───── EXERCISE MATERIAL

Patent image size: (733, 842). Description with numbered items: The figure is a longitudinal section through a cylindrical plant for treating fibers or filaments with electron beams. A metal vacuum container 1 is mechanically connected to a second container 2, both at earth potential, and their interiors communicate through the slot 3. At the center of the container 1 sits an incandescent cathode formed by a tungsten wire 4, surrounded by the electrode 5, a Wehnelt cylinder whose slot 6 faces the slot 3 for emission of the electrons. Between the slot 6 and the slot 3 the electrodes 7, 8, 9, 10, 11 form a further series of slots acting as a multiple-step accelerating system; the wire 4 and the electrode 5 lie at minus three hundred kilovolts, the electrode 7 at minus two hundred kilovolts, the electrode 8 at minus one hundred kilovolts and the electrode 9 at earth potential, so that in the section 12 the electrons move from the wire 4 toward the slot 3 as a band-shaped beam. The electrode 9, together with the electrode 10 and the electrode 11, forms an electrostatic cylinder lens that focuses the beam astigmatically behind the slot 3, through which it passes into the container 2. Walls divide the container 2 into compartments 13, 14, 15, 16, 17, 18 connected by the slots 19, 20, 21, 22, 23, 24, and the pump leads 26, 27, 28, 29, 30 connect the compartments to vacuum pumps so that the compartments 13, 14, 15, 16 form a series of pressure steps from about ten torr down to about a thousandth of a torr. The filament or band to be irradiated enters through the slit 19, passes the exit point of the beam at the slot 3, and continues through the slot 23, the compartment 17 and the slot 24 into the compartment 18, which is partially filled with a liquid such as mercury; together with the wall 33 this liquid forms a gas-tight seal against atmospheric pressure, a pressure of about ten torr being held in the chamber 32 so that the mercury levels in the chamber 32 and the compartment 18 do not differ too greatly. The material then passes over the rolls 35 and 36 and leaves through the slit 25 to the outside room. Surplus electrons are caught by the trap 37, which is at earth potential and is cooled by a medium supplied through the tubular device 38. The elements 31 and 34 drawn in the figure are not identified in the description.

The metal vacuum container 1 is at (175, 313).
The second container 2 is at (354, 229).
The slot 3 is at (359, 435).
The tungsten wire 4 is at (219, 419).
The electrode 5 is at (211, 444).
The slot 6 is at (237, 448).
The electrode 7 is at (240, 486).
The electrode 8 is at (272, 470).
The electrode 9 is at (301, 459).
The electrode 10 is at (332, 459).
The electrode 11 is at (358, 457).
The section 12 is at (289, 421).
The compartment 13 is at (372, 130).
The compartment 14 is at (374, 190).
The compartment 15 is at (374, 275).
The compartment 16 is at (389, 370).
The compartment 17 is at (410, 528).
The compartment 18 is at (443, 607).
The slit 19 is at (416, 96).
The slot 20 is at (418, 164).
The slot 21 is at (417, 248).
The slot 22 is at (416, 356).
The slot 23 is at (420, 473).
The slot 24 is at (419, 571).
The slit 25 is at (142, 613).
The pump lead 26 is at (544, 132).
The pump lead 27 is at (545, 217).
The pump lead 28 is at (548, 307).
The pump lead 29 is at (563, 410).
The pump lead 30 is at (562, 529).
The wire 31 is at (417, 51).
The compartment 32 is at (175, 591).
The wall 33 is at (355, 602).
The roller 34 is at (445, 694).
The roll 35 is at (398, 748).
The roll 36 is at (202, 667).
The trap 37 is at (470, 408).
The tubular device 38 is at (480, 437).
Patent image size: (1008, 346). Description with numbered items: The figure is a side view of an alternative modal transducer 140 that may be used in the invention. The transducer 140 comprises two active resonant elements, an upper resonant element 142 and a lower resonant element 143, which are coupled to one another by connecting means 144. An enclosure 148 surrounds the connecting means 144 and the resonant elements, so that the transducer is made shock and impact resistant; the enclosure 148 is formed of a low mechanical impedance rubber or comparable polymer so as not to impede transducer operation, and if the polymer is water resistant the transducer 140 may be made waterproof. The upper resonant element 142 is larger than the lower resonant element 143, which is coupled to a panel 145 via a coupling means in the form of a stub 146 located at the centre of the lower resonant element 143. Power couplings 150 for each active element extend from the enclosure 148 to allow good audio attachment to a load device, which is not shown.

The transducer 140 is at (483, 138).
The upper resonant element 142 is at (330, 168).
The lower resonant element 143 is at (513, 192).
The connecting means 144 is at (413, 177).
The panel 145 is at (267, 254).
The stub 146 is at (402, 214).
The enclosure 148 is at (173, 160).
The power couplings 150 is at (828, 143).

──────────

Report each line above that contains the word "resonant", copying every such line in full; a match counts only when its letter case is the same.

Patent image size: (1008, 346). Description with numbered items: The figure is a side view of an alternative modal transducer 140 that may be used in the invention. The transducer 140 comprises two active resonant elements, an upper resonant element 142 and a lower resonant element 143, which are coupled to one another by connecting means 144. An enclosure 148 surrounds the connecting means 144 and the resonant elements, so that the transducer is made shock and impact resistant; the enclosure 148 is formed of a low mechanical impedance rubber or comparable polymer so as not to impede transducer operation, and if the polymer is water resistant the transducer 140 may be made waterproof. The upper resonant element 142 is larger than the lower resonant element 143, which is coupled to a panel 145 via a coupling means in the form of a stub 146 located at the centre of the lower resonant element 143. Power couplings 150 for each active element extend from the enclosure 148 to allow good audio attachment to a load device, which is not shown.
The upper resonant element 142 is at (330, 168).
The lower resonant element 143 is at (513, 192).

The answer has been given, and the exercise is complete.